## Exercise objective
Read the lines below. Copy out any that hold the string "keyword".

[Entries from a visual dataset]
○ ○ ○ ○

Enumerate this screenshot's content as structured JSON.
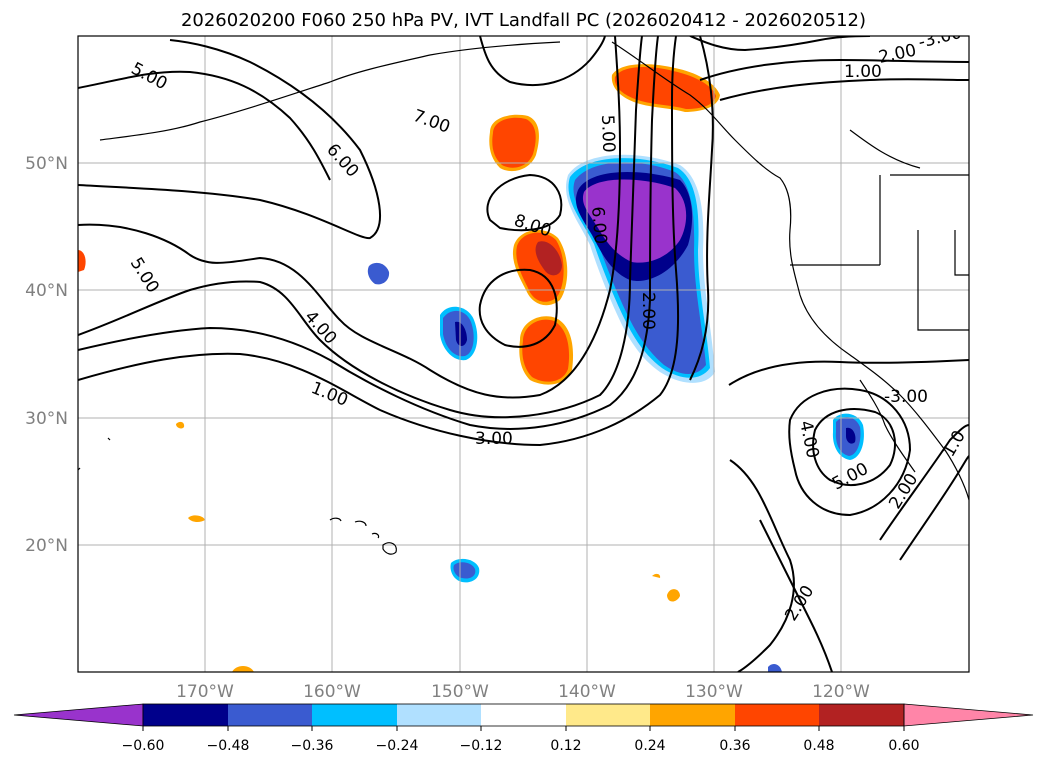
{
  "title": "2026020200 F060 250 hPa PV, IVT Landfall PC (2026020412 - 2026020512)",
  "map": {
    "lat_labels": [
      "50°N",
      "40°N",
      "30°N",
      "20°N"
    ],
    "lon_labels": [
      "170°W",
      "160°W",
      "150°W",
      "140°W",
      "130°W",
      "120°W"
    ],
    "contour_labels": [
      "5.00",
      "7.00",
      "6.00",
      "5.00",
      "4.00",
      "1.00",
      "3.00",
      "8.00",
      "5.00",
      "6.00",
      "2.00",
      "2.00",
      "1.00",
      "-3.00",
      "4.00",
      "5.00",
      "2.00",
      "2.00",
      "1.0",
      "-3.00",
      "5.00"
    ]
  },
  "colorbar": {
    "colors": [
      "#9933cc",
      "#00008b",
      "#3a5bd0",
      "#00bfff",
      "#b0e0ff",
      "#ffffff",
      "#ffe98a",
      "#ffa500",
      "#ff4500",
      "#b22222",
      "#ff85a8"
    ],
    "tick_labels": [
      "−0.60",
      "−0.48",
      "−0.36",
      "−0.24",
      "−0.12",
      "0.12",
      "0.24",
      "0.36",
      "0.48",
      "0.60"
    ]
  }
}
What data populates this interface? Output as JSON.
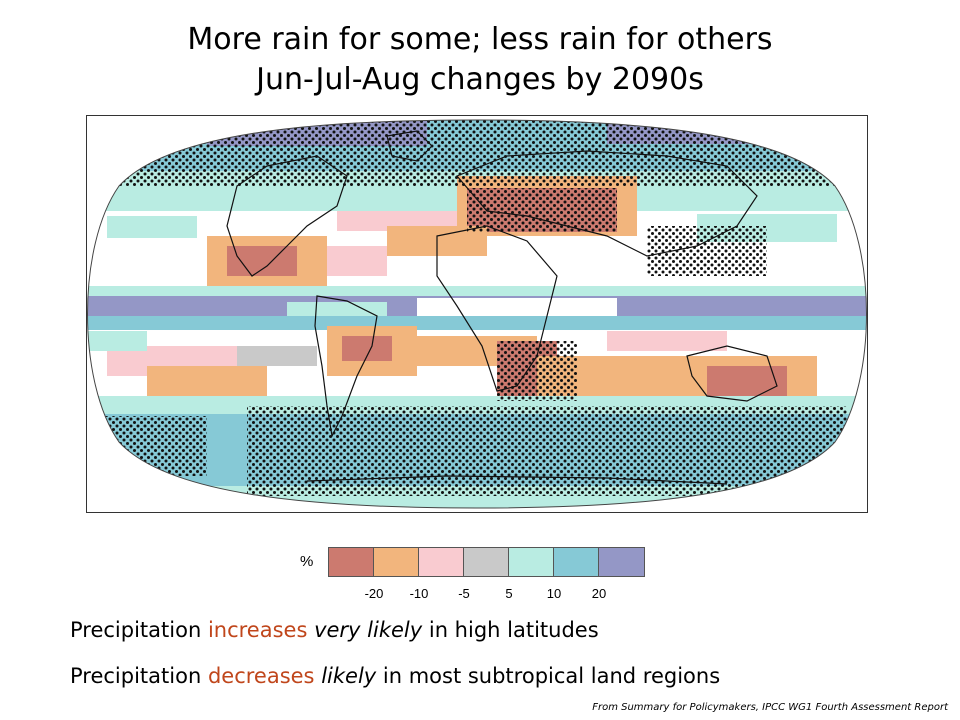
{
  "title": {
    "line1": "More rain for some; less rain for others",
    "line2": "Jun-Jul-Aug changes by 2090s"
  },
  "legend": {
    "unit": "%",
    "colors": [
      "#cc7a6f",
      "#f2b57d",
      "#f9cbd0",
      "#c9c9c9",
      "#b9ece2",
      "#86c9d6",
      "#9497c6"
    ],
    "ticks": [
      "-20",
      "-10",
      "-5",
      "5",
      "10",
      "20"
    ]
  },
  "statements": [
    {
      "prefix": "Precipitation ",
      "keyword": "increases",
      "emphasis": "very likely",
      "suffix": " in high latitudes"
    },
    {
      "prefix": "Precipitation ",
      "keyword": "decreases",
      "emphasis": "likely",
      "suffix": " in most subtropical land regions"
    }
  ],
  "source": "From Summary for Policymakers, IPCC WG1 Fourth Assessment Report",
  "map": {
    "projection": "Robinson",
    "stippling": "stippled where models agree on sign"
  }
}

○ ○ ○ ○

## Result for this exercise
      "keyword": "increases",
      "keyword": "decreases",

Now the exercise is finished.